# start of PROVIDED INFORMATION

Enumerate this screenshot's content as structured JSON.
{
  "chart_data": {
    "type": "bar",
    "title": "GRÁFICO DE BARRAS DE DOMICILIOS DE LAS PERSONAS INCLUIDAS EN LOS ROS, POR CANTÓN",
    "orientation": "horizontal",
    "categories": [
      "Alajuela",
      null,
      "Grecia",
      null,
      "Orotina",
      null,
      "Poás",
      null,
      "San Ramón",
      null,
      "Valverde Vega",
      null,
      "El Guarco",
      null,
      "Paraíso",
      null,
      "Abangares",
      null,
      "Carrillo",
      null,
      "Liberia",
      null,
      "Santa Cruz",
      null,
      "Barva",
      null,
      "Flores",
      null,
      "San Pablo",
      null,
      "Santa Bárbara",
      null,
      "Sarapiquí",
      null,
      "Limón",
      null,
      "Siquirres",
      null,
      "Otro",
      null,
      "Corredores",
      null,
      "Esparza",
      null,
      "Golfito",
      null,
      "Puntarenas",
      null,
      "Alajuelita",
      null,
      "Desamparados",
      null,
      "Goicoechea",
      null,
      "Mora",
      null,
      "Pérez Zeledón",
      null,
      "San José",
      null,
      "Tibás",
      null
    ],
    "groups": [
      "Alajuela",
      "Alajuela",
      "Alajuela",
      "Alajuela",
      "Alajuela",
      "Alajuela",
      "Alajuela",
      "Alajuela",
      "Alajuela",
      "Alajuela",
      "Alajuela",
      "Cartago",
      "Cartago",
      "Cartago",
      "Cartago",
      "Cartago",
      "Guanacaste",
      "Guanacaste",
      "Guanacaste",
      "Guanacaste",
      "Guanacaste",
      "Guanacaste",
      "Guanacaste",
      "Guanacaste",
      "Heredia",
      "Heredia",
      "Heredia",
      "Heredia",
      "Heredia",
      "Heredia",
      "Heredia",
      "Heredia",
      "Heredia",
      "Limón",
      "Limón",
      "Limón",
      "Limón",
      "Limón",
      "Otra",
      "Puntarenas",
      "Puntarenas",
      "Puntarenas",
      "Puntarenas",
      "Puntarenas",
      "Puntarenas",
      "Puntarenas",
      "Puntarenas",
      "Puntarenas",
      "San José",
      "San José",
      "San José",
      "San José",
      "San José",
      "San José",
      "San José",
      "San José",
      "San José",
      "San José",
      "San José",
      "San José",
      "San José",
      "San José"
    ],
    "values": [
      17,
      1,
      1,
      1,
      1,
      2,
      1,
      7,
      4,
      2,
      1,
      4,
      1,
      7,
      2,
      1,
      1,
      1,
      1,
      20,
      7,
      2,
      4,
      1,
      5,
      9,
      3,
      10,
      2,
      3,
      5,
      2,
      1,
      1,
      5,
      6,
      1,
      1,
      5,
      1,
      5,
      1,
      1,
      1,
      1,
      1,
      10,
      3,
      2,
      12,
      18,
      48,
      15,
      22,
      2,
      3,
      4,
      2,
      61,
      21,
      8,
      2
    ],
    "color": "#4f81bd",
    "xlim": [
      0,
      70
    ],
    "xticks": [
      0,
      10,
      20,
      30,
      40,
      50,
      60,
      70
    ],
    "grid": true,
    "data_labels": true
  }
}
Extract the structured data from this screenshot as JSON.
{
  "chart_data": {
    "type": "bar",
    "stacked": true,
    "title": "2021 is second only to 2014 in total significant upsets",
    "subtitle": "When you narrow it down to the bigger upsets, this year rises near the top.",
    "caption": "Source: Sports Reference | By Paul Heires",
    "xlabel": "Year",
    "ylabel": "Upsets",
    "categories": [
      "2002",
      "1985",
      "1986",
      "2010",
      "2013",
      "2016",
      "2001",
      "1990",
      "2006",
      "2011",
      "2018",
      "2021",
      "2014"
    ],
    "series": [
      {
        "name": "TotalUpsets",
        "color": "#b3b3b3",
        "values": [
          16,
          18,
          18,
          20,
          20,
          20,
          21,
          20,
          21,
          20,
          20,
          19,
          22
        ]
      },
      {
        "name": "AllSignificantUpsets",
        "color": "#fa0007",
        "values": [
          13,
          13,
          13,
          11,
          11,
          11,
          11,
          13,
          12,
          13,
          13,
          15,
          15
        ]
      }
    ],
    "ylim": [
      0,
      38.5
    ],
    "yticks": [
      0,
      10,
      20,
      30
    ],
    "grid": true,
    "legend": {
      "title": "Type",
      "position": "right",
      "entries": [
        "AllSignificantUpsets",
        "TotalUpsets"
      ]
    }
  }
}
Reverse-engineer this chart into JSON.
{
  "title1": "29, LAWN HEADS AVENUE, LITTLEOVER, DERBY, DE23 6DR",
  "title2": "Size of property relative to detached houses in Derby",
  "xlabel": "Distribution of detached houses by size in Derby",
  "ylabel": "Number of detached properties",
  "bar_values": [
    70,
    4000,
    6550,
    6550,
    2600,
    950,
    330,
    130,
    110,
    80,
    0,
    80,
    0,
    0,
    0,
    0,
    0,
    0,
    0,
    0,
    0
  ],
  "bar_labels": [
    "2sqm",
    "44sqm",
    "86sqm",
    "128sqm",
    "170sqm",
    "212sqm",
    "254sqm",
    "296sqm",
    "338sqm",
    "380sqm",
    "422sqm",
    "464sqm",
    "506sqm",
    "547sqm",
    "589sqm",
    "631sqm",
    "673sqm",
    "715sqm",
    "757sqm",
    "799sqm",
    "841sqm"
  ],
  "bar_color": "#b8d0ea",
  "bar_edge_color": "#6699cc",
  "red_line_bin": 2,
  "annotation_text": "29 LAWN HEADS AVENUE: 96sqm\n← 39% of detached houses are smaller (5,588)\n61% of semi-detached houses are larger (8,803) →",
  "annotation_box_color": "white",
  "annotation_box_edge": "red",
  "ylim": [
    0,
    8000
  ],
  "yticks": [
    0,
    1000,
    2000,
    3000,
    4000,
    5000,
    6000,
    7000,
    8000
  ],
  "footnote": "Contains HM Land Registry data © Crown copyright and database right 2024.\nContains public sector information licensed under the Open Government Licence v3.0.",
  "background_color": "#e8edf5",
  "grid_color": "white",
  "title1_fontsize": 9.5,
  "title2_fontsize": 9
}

# end of PROVIDED INFORMATION

● **YOUR OBJECTIVE**
Single out each line of the records above with the string "detached" in it, and copy it.

● **RESULT OF THIS EXERCISE**
  "title2": "Size of property relative to detached houses in Derby",
  "xlabel": "Distribution of detached houses by size in Derby",
  "ylabel": "Number of detached properties",
  "annotation_text": "29 LAWN HEADS AVENUE: 96sqm\n← 39% of detached houses are smaller (5,588)\n61% of semi-detached houses are larger (8,803) →",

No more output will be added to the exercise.